__Exercise prompt__
Extract all lines from the data beneath that include the word "Price".
>> Begin
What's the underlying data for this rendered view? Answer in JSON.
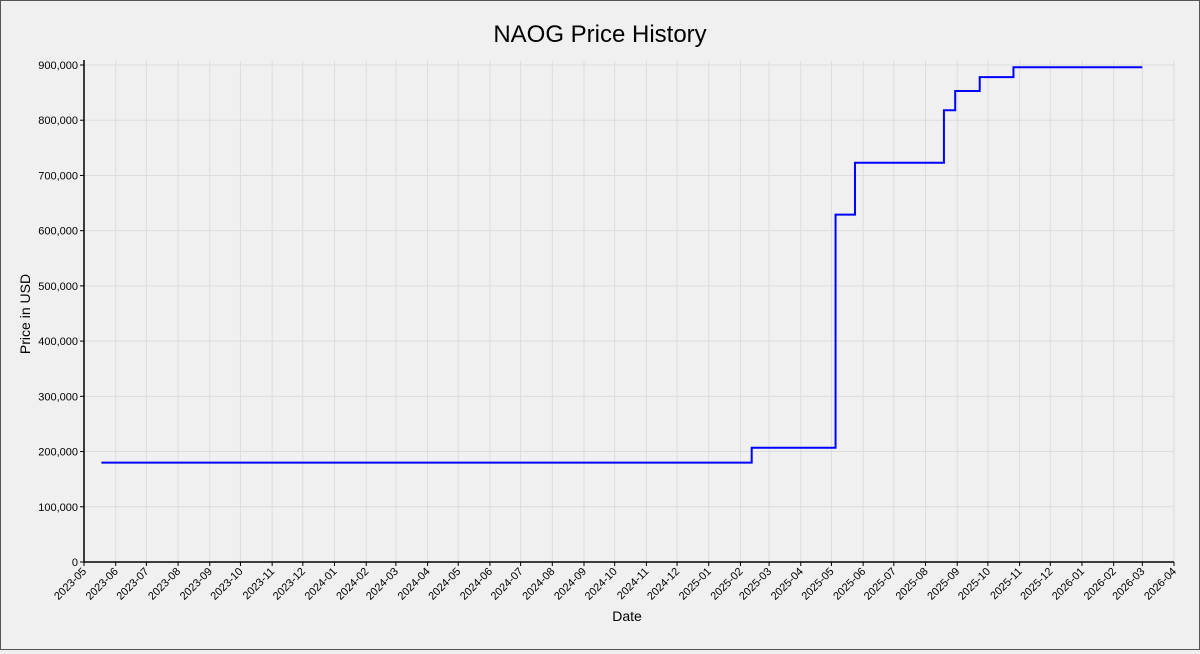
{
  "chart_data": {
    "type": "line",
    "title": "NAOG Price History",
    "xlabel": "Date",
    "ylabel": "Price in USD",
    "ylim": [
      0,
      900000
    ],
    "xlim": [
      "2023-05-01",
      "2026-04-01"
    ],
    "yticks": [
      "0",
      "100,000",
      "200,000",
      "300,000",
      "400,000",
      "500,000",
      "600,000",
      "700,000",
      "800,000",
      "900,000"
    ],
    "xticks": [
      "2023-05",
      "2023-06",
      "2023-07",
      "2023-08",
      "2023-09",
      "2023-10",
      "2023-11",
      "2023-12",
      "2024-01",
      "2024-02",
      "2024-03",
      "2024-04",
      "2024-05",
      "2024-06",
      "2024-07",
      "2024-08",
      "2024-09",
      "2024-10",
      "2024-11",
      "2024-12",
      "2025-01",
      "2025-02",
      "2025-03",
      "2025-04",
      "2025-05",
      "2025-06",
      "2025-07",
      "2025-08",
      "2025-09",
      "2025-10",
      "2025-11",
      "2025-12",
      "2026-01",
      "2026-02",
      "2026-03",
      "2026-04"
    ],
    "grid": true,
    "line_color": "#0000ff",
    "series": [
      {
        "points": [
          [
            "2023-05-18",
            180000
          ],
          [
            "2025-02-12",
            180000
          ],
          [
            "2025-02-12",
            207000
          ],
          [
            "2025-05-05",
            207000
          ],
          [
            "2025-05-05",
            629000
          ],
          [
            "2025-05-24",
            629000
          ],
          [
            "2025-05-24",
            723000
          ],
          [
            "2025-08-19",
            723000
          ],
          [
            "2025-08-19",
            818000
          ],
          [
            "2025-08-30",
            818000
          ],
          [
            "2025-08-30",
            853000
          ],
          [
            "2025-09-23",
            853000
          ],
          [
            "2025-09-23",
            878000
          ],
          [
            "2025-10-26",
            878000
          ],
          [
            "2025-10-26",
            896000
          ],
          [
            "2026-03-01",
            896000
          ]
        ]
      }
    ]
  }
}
>> End
__Finished answer__
    "title": "NAOG Price History",
    "ylabel": "Price in USD",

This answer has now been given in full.